[The problem] Work out how many lines in the entries contain the string "name", and give nothing but that number.

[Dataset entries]

┌──

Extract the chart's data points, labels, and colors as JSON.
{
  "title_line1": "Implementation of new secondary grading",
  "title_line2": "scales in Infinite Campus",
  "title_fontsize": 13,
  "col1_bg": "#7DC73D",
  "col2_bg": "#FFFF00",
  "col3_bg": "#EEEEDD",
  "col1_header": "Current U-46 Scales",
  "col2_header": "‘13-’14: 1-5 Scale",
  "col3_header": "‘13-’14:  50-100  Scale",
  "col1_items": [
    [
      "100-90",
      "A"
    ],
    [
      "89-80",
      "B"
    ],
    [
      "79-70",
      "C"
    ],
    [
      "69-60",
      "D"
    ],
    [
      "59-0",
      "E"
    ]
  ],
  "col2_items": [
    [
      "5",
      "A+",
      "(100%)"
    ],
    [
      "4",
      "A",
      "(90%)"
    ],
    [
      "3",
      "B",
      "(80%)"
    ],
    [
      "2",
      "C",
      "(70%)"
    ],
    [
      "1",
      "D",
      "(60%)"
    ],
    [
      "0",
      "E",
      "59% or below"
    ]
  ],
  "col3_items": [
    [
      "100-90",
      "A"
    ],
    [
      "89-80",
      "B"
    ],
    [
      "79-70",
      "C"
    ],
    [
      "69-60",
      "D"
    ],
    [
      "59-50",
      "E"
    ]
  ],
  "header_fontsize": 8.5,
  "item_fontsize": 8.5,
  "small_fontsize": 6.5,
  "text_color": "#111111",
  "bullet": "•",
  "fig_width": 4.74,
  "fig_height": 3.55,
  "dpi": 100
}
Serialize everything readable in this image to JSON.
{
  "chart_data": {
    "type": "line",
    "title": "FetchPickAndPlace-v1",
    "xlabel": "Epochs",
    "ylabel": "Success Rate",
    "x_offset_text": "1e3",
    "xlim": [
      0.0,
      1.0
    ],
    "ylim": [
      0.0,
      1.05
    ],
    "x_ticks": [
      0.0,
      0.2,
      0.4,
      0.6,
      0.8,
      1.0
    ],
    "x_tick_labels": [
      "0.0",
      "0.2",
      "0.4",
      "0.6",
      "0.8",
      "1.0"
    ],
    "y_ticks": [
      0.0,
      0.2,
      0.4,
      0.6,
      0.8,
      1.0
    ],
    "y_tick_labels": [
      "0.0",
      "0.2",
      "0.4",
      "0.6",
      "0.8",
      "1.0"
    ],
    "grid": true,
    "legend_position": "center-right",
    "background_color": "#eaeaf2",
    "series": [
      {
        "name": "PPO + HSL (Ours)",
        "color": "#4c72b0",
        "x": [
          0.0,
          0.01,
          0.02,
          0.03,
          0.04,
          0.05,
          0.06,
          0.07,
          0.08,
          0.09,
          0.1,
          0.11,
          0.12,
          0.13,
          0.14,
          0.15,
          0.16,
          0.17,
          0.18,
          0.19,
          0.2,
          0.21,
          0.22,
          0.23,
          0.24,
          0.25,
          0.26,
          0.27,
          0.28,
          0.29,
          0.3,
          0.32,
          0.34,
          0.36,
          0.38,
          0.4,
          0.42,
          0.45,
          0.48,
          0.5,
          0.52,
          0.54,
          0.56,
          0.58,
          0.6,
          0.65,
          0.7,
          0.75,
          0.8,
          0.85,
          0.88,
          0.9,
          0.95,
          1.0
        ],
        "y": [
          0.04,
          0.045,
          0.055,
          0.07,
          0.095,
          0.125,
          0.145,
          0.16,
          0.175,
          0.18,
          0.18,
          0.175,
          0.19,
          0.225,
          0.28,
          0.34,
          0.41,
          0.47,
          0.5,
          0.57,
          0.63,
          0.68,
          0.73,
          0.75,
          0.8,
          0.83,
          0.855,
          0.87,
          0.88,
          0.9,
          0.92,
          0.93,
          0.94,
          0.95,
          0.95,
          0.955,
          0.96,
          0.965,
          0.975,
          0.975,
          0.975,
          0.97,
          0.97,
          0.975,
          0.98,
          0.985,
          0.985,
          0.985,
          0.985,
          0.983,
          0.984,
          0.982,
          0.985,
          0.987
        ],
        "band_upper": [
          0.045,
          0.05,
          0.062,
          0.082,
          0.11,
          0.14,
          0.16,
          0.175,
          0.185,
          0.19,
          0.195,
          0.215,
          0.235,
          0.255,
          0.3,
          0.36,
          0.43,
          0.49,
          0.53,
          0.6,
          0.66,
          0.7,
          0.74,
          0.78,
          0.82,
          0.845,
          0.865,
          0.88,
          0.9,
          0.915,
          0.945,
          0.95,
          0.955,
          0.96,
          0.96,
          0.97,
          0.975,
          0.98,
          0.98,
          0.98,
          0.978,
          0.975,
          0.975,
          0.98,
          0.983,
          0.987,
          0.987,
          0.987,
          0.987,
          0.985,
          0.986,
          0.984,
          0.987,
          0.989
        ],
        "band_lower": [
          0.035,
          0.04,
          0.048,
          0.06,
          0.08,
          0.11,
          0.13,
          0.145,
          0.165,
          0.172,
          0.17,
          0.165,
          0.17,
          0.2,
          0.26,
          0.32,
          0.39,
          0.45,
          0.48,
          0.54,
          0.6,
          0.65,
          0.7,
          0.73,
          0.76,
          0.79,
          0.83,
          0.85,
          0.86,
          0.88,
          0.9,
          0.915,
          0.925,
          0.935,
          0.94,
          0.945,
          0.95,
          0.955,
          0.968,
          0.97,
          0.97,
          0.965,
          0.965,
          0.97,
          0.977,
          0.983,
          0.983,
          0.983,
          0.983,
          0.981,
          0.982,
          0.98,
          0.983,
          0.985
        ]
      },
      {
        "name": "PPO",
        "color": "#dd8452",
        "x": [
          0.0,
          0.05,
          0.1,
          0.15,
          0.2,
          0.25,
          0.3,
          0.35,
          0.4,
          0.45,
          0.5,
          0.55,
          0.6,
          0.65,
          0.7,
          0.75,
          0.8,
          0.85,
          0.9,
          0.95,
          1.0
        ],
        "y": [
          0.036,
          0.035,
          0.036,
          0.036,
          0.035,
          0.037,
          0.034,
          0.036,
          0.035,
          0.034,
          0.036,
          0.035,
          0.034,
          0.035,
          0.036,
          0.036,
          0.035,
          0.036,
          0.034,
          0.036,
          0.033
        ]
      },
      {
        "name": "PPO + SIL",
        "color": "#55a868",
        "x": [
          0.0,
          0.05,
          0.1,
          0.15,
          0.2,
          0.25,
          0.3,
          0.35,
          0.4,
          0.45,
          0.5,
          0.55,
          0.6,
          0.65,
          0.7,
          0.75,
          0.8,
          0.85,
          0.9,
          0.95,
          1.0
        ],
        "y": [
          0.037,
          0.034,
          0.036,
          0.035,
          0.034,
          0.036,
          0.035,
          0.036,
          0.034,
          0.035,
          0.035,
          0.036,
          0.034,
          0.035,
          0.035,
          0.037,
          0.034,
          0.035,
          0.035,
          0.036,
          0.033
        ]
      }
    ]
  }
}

└──

[Written response] 3